# Data entries:
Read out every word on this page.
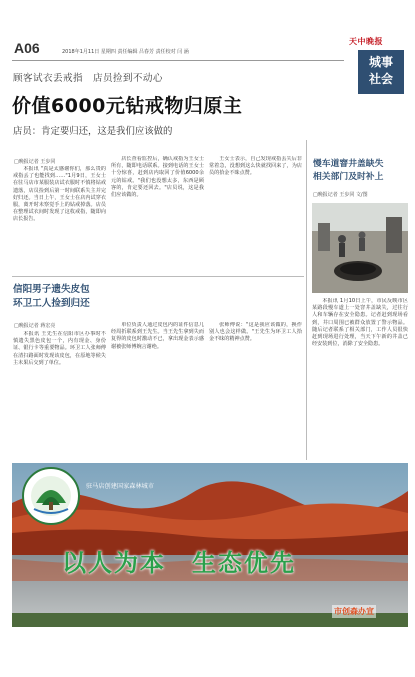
A06	2018年1月11日 星期四 责任编辑 吕春芳 责任校对 闫 涵
天中晚报
城事
社会
顾客试衣丢戒指　店员捡到不动心
价值6000元钻戒物归原主
店员：肯定要归还，这是我们应该做的
□晚报记者 王步同

本报讯 "真是太感谢你们，那么贵的戒指丢了也能找到……"1月9日，王女士在驻马店市某服装店试衣服时不慎将钻戒遗落，店员捡到后第一时间联系失主并完好归还。当日上午，王女士在店内试穿衣服，离开时未察觉手上的钻戒掉落。店员在整理试衣间时发现了这枚戒指，随即向店长报告。

店长查看监控后，确认戒指为王女士所有，随即电话联系。接到电话的王女士十分惊喜，赶到店内取回了价值6000余元的钻戒。"我们也没想太多，东西是顾客的，肯定要还回去。"店员说，这是我们应该做的。

王女士表示，自己发现戒指丢失后非常着急，没想到这么快就找回来了，为店员的拾金不昧点赞。

慢车道窨井盖缺失
相关部门及时补上
□晚报记者 王步同 文/图

本报讯 1月10日上午，市民反映市区某路段慢车道上一处窨井盖缺失，过往行人和车辆存在安全隐患。记者赶到现场看到，井口周围已被群众放置了警示物品。随后记者联系了相关部门，工作人员很快赶到现场进行处理，当天下午新的井盖已经安装到位，消除了安全隐患。

信阳男子遗失皮包
环卫工人捡到归还
□晚报记者 蒋宏亮

本报讯 王先生在信阳市区办事时不慎遗失黑色皮包一个，内有现金、身份证、银行卡等重要物品。环卫工人张师傅在清扫路面时发现该皮包，在原地等候失主未果后交到了单位。

单位负责人通过皮包内的证件信息几经周折联系到王先生。当王先生拿到失而复得的皮包时激动不已，拿出现金表示感谢被张师傅婉言谢绝。

张师傅说："这是我应该做的，换作别人也会这样做。"王先生为环卫工人拾金不昧的精神点赞。

驻马店创建国家森林城市
以人为本　生态优先
市创森办宣
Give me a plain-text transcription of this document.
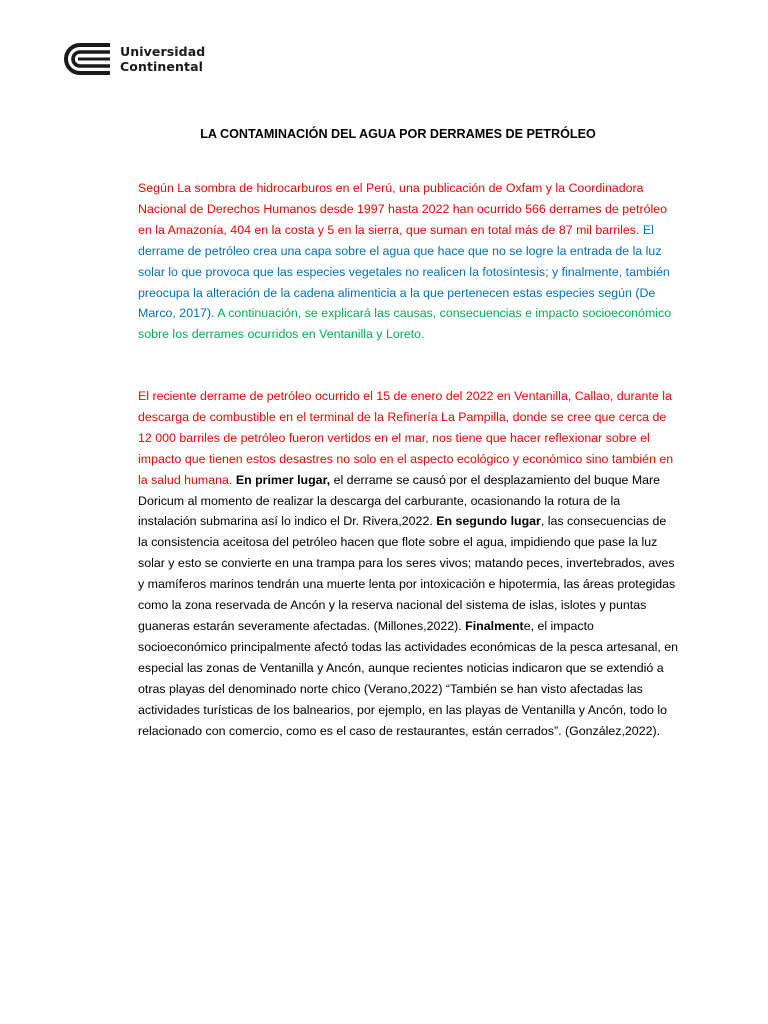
Universidad
Continental
LA CONTAMINACIÓN DEL AGUA POR DERRAMES DE PETRÓLEO
Según La sombra de hidrocarburos en el Perú, una publicación de Oxfam y la Coordinadora Nacional de Derechos Humanos desde 1997 hasta 2022 han ocurrido 566 derrames de petróleo en la Amazonía, 404 en la costa y 5 en la sierra, que suman en total más de 87 mil barriles. El derrame de petróleo crea una capa sobre el agua que hace que no se logre la entrada de la luz solar lo que provoca que las especies vegetales no realicen la fotosíntesis; y finalmente, también preocupa la alteración de la cadena alimenticia a la que pertenecen estas especies según (De Marco, 2017). A continuación, se explicará las causas, consecuencias e impacto socioeconómico sobre los derrames ocurridos en Ventanilla y Loreto.
El reciente derrame de petróleo ocurrido el 15 de enero del 2022 en Ventanilla, Callao, durante la descarga de combustible en el terminal de la Refinería La Pampilla, donde se cree que cerca de 12 000 barriles de petróleo fueron vertidos en el mar, nos tiene que hacer reflexionar sobre el impacto que tienen estos desastres no solo en el aspecto ecológico y económico sino también en la salud humana. En primer lugar, el derrame se causó por el desplazamiento del buque Mare Doricum al momento de realizar la descarga del carburante, ocasionando la rotura de la instalación submarina así lo indico el Dr. Rivera,2022. En segundo lugar, las consecuencias de la consistencia aceitosa del petróleo hacen que flote sobre el agua, impidiendo que pase la luz solar y esto se convierte en una trampa para los seres vivos; matando peces, invertebrados, aves y mamíferos marinos tendrán una muerte lenta por intoxicación e hipotermia, las áreas protegidas como la zona reservada de Ancón y la reserva nacional del sistema de islas, islotes y puntas guaneras estarán severamente afectadas. (Millones,2022). Finalmente, el impacto socioeconómico principalmente afectó todas las actividades económicas de la pesca artesanal, en especial las zonas de Ventanilla y Ancón, aunque recientes noticias indicaron que se extendió a otras playas del denominado norte chico (Verano,2022) “También se han visto afectadas las actividades turísticas de los balnearios, por ejemplo, en las playas de Ventanilla y Ancón, todo lo relacionado con comercio, como es el caso de restaurantes, están cerrados”. (González,2022).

# Job:
Copy every line of the entries above in which "这是我们应该做的" occurs.

# Finished answer:
店员：肯定要归还，这是我们应该做的
店长查看监控后，确认戒指为王女士所有，随即电话联系。接到电话的王女士十分惊喜，赶到店内取回了价值6000余元的钻戒。"我们也没想太多，东西是顾客的，肯定要还回去。"店员说，这是我们应该做的。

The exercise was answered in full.